-- Start of Data --

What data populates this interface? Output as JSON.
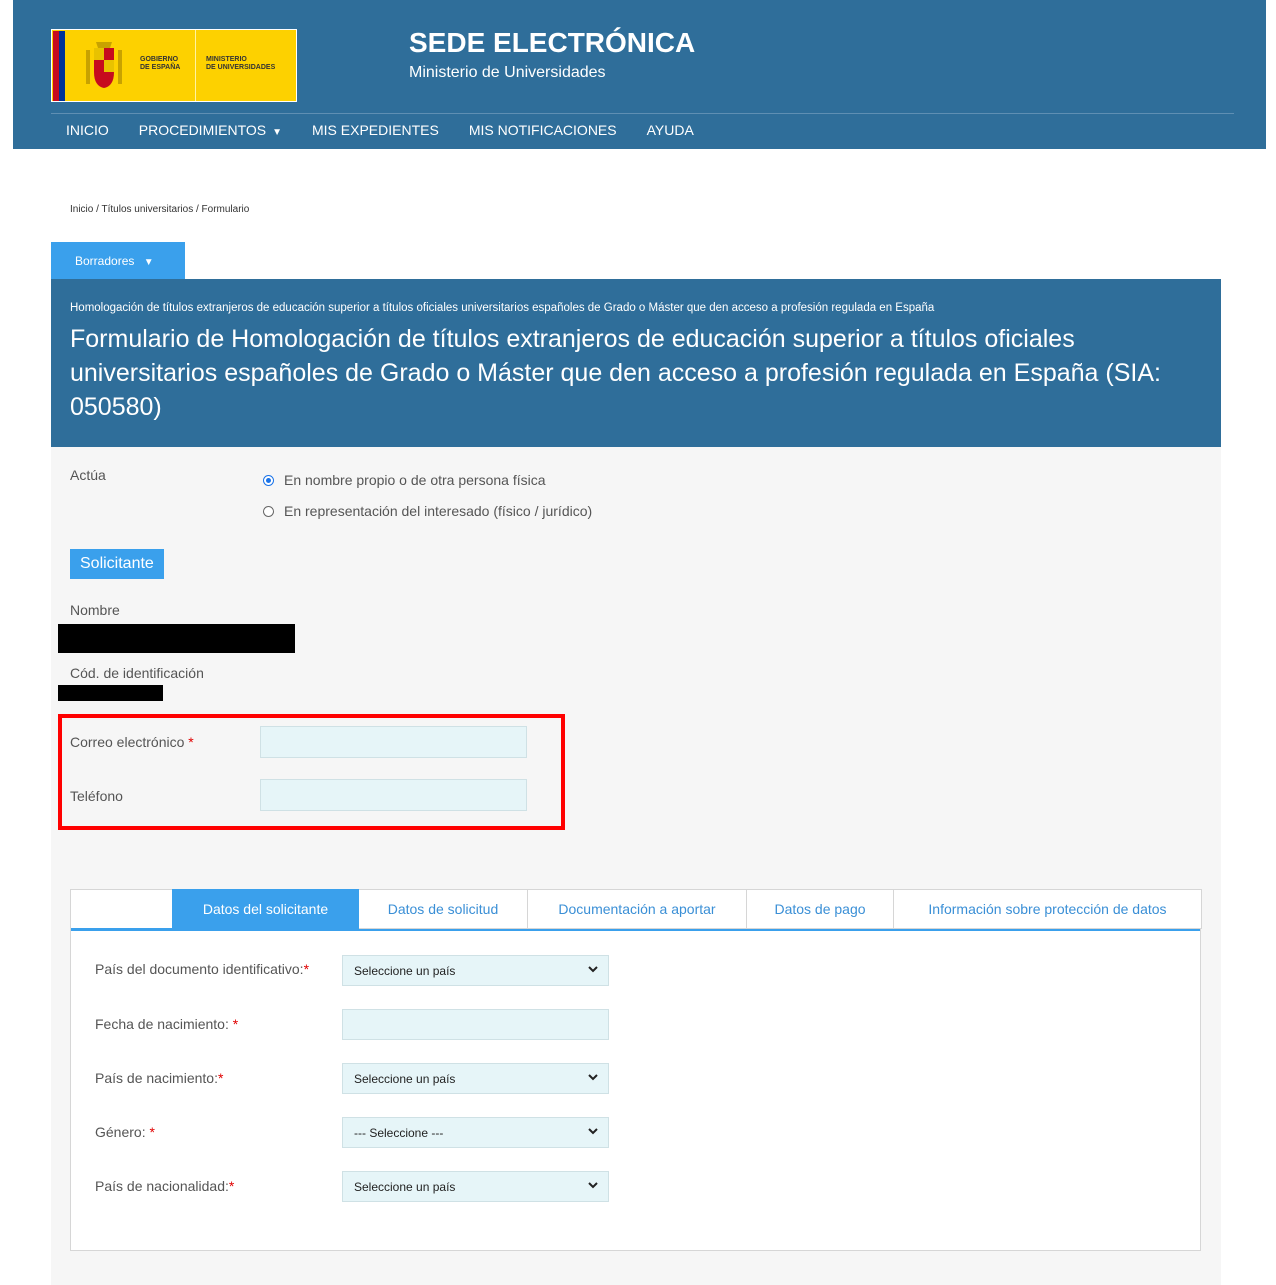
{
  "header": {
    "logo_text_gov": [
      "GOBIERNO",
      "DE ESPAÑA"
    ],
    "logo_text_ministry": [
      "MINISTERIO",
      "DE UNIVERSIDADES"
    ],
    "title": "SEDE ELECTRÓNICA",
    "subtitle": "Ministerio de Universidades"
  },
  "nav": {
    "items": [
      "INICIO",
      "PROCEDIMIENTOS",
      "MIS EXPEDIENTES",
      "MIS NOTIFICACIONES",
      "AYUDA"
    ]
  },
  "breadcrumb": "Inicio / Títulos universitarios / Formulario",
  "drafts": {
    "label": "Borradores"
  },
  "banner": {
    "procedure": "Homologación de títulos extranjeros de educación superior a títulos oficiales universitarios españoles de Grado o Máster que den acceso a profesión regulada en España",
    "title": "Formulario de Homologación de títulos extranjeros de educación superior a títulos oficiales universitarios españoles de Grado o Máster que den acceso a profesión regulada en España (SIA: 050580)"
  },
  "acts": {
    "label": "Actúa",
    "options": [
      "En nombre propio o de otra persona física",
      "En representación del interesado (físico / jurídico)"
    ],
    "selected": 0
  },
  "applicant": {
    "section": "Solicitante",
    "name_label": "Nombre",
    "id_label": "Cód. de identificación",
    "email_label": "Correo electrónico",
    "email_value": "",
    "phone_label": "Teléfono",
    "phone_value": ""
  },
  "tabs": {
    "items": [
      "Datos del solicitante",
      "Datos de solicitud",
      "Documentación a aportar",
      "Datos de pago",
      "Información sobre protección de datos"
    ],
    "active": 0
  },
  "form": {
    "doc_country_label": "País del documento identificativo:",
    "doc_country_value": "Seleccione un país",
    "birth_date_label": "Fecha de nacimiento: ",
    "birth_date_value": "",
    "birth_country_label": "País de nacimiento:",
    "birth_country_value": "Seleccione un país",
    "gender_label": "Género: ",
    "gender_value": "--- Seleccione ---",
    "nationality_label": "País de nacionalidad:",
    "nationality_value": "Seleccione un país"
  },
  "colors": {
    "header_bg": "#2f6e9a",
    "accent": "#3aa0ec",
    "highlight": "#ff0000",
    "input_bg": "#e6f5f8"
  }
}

-- End of Data --

- [Task instructions]:
Copy every line of the listing where the word "Seleccione" appears.

- [Solution below]:
    "doc_country_value": "Seleccione un país",
    "birth_country_value": "Seleccione un país",
    "gender_value": "--- Seleccione ---",
    "nationality_value": "Seleccione un país"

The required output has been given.